* _What the task asks_
Every entry below should be repeated exactly; the pictures should not.

(Entries with figure data)

###

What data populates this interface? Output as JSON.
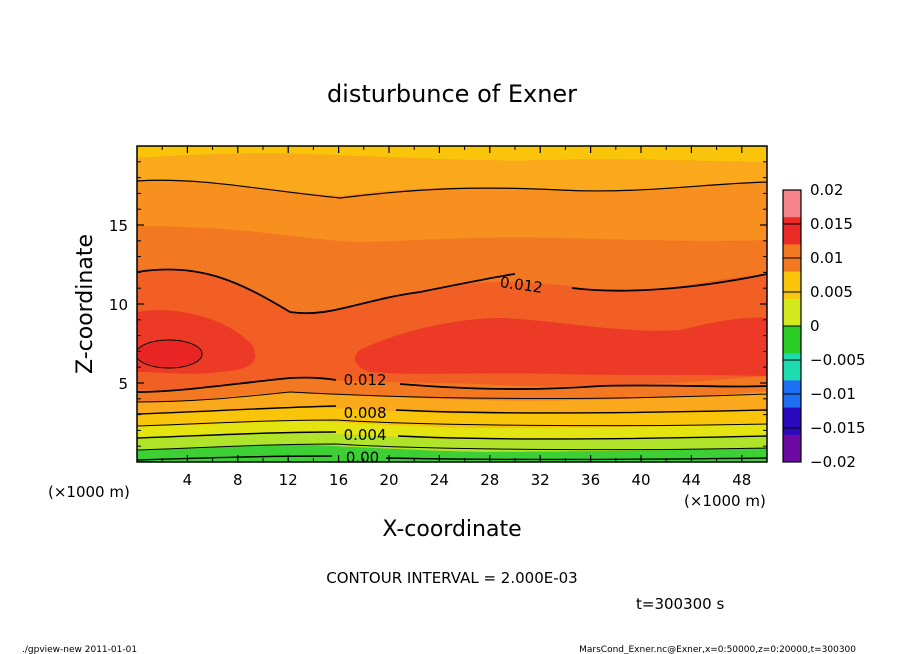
{
  "chart_data": {
    "type": "contour",
    "title": "disturbunce of Exner",
    "xlabel": "X-coordinate",
    "ylabel": "Z-coordinate",
    "x_unit": "(×1000 m)",
    "z_unit": "(×1000 m)",
    "xlim": [
      0,
      50
    ],
    "ylim": [
      0,
      20
    ],
    "xticks": [
      "4",
      "8",
      "12",
      "16",
      "20",
      "24",
      "28",
      "32",
      "36",
      "40",
      "44",
      "48"
    ],
    "yticks": [
      "5",
      "10",
      "15"
    ],
    "colorbar": {
      "ticks": [
        "0.02",
        "0.015",
        "0.01",
        "0.005",
        "0",
        "−0.005",
        "−0.01",
        "−0.015",
        "−0.02"
      ],
      "colors": [
        "#f6828c",
        "#ec2a28",
        "#f37822",
        "#f9c40a",
        "#d2ea1c",
        "#28cc22",
        "#1cdcb0",
        "#1f6ff4",
        "#2a08bc",
        "#6d0aa4"
      ]
    },
    "contour_labels": [
      {
        "text": "0.012",
        "x": 30.5,
        "z": 11.2
      },
      {
        "text": "0.012",
        "x": 18.1,
        "z": 5.2
      },
      {
        "text": "0.008",
        "x": 18.1,
        "z": 3.1
      },
      {
        "text": "0.004",
        "x": 18.1,
        "z": 1.7
      },
      {
        "text": "0.00",
        "x": 17.9,
        "z": 0.3
      }
    ],
    "contour_interval_text": "CONTOUR INTERVAL = 2.000E-03",
    "time_text": "t=300300 s"
  },
  "footer": {
    "left": "./gpview-new   2011-01-01",
    "right": "MarsCond_Exner.nc@Exner,x=0:50000,z=0:20000,t=300300"
  }
}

###

* _Answer_
What data populates this interface? Output as JSON.
{
  "chart_data": {
    "type": "contour",
    "title": "disturbunce of Exner",
    "xlabel": "X-coordinate",
    "ylabel": "Z-coordinate",
    "x_unit": "(×1000 m)",
    "z_unit": "(×1000 m)",
    "xlim": [
      0,
      50
    ],
    "ylim": [
      0,
      20
    ],
    "xticks": [
      "4",
      "8",
      "12",
      "16",
      "20",
      "24",
      "28",
      "32",
      "36",
      "40",
      "44",
      "48"
    ],
    "yticks": [
      "5",
      "10",
      "15"
    ],
    "colorbar": {
      "ticks": [
        "0.02",
        "0.015",
        "0.01",
        "0.005",
        "0",
        "−0.005",
        "−0.01",
        "−0.015",
        "−0.02"
      ],
      "colors": [
        "#f6828c",
        "#ec2a28",
        "#f37822",
        "#f9c40a",
        "#d2ea1c",
        "#28cc22",
        "#1cdcb0",
        "#1f6ff4",
        "#2a08bc",
        "#6d0aa4"
      ]
    },
    "contour_labels": [
      {
        "text": "0.012",
        "x": 30.5,
        "z": 11.2
      },
      {
        "text": "0.012",
        "x": 18.1,
        "z": 5.2
      },
      {
        "text": "0.008",
        "x": 18.1,
        "z": 3.1
      },
      {
        "text": "0.004",
        "x": 18.1,
        "z": 1.7
      },
      {
        "text": "0.00",
        "x": 17.9,
        "z": 0.3
      }
    ],
    "contour_interval_text": "CONTOUR INTERVAL = 2.000E-03",
    "time_text": "t=300300 s"
  },
  "footer": {
    "left": "./gpview-new   2011-01-01",
    "right": "MarsCond_Exner.nc@Exner,x=0:50000,z=0:20000,t=300300"
  }
}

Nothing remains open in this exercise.